▶ QUESTIONS
1: What special issue does the article header say the paper belongs to?
2: Please write out the article header word for word, starting at "Molecules 2018, 23(12), 3338;" and ending at "Single-Molecule Fluorescence Spectroscopy)".
3: List each date given in the article header along with the event it marks.

▶ SELECTED EXTRACT

***

Temporal Filtering to Improve Single Molecule Identification in High Background Samples

1
Institute of Applied Physics, TU Wien, Getreidemarkt 9, A-1060 Vienna, Austria
2
Department of Microbiology, University of Innsbruck, Technikerstrasse 25, A-6020 Innsbruck, Austria
3
Institute of Chemical, Environmental and Bioscience Engineering, TU Wien, Gumpendorferstrasse 1a, A-1060 Vienna, Austria
*
Author to whom correspondence should be addressed.
Current Address: Institute of Food Technology, University of Natural Resources and Life Sciences, Muthgasse 11, A-1190 Vienna, Austria.
Molecules 2018, 23(12), 3338; https://doi.org/10.3390/molecules23123338
Received: 30 October 2018 / Revised: 6 December 2018 / Accepted: 13 December 2018 / Published: 17 December 2018
(This article belongs to the Special Issue Single-Molecule Fluorescence Spectroscopy)

***

Document structure recognition data:

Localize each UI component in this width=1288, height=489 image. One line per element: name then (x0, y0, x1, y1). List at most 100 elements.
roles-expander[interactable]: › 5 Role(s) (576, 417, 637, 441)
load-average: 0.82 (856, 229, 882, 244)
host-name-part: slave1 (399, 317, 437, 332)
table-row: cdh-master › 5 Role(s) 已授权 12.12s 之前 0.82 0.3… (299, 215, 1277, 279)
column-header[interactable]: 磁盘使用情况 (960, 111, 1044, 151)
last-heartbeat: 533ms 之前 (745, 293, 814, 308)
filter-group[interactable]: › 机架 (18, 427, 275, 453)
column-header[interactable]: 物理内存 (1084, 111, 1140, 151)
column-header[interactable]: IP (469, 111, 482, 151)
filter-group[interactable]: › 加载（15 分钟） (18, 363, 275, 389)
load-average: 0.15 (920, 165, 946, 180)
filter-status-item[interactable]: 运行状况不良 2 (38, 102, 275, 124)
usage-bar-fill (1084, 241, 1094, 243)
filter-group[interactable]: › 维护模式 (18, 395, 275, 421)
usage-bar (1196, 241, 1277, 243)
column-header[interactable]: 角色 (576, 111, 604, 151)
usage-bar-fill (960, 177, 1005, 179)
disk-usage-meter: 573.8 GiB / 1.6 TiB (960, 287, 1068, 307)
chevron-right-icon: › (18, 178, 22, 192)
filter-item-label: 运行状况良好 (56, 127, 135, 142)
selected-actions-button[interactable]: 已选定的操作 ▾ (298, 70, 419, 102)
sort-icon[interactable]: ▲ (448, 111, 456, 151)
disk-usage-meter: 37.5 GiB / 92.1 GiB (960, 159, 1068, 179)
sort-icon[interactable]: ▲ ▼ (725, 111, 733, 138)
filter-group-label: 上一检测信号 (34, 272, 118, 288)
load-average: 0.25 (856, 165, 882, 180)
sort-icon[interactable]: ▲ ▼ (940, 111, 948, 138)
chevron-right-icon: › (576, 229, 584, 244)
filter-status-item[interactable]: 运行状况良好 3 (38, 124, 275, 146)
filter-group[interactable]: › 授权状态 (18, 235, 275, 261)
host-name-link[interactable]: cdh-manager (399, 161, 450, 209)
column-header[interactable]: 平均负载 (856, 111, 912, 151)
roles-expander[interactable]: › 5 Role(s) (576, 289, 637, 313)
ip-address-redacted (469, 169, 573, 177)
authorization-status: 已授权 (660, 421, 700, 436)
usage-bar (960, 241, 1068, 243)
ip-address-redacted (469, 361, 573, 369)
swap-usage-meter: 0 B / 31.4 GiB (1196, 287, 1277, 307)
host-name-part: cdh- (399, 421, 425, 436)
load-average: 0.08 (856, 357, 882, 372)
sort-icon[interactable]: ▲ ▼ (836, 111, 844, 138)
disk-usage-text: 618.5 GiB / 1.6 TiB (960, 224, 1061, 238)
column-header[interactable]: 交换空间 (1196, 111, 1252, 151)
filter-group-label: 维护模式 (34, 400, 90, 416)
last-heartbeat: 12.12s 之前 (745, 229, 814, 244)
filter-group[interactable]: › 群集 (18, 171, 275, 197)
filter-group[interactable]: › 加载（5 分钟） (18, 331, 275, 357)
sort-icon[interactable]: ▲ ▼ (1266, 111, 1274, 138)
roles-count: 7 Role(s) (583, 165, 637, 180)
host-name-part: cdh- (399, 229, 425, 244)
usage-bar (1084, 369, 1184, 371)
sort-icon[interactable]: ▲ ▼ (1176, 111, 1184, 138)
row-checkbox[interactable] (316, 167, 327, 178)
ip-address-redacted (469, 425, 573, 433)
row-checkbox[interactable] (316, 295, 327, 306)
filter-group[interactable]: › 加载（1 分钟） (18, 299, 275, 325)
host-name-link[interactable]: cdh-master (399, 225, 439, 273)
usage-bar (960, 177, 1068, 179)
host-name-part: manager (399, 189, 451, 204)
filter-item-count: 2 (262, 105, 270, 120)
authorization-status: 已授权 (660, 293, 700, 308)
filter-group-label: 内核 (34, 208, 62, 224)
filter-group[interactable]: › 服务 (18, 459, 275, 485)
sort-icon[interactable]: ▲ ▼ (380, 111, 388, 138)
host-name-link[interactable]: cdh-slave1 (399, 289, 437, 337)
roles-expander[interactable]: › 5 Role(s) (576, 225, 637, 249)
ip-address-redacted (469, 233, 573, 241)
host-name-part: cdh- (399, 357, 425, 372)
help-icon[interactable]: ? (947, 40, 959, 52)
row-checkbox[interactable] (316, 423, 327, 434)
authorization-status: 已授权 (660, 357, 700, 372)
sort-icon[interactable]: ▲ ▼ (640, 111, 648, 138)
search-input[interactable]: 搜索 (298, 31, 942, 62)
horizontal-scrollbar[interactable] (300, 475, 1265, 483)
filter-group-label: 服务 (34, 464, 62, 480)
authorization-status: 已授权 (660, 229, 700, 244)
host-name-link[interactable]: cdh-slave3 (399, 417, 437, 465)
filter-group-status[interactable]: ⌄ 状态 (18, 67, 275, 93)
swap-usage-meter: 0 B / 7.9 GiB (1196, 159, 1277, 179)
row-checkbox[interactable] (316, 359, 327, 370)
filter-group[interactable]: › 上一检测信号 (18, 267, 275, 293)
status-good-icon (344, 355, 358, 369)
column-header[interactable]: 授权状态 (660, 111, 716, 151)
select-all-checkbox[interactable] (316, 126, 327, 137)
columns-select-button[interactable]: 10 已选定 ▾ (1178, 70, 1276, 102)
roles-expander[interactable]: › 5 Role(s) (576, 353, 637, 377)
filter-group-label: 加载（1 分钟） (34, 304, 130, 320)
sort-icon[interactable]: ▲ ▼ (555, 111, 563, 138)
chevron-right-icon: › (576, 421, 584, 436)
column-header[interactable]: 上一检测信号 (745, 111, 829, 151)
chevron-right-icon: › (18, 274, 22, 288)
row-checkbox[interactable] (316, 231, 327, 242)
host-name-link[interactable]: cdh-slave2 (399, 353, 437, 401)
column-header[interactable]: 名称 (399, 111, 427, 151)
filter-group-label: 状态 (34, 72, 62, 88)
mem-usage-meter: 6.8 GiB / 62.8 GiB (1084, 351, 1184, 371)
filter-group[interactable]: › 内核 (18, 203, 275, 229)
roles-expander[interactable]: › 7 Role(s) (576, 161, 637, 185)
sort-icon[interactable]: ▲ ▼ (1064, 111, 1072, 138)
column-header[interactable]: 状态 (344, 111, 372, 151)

***

▶ PER-TASK OUTPUTS
1: Single-Molecule Fluorescence Spectroscopy

2:
Molecules 2018, 23(12), 3338; https://doi.org/10.3390/molecules23123338
Received: 30 October 2018 / Revised: 6 December 2018 / Accepted: 13 December 2018 / Published: 17 December 2018
(This article belongs to the Special Issue Single-Molecule Fluorescence Spectroscopy)

3:
Received: 30 October 2018
Revised: 6 December 2018
Accepted: 13 December 2018
Published: 17 December 2018